* _Available records_
......
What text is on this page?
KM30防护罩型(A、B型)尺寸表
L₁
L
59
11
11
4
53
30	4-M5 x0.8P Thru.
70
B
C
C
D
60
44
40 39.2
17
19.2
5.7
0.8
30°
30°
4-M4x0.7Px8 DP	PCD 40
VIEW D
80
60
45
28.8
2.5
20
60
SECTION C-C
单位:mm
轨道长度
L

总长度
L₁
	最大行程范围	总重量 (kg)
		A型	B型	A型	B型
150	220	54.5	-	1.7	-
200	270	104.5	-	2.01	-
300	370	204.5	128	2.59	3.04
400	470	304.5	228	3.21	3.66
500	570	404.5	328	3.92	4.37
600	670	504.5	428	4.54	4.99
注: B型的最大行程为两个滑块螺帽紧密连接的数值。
......
* _Problem to work on_
Repeat all entries. Match them exactly.

* _Answer to this exercise_
What text is on this page?
KM30防护罩型(A、B型)尺寸表
L₁
L
59
11
11
4
53
30	4-M5 x0.8P Thru.
70
B
C
C
D
60
44
40 39.2
17
19.2
5.7
0.8
30°
30°
4-M4x0.7Px8 DP	PCD 40
VIEW D
80
60
45
28.8
2.5
20
60
SECTION C-C
单位:mm
轨道长度
L

总长度
L₁
	最大行程范围	总重量 (kg)
		A型	B型	A型	B型
150	220	54.5	-	1.7	-
200	270	104.5	-	2.01	-
300	370	204.5	128	2.59	3.04
400	470	304.5	228	3.21	3.66
500	570	404.5	328	3.92	4.37
600	670	504.5	428	4.54	4.99
注: B型的最大行程为两个滑块螺帽紧密连接的数值。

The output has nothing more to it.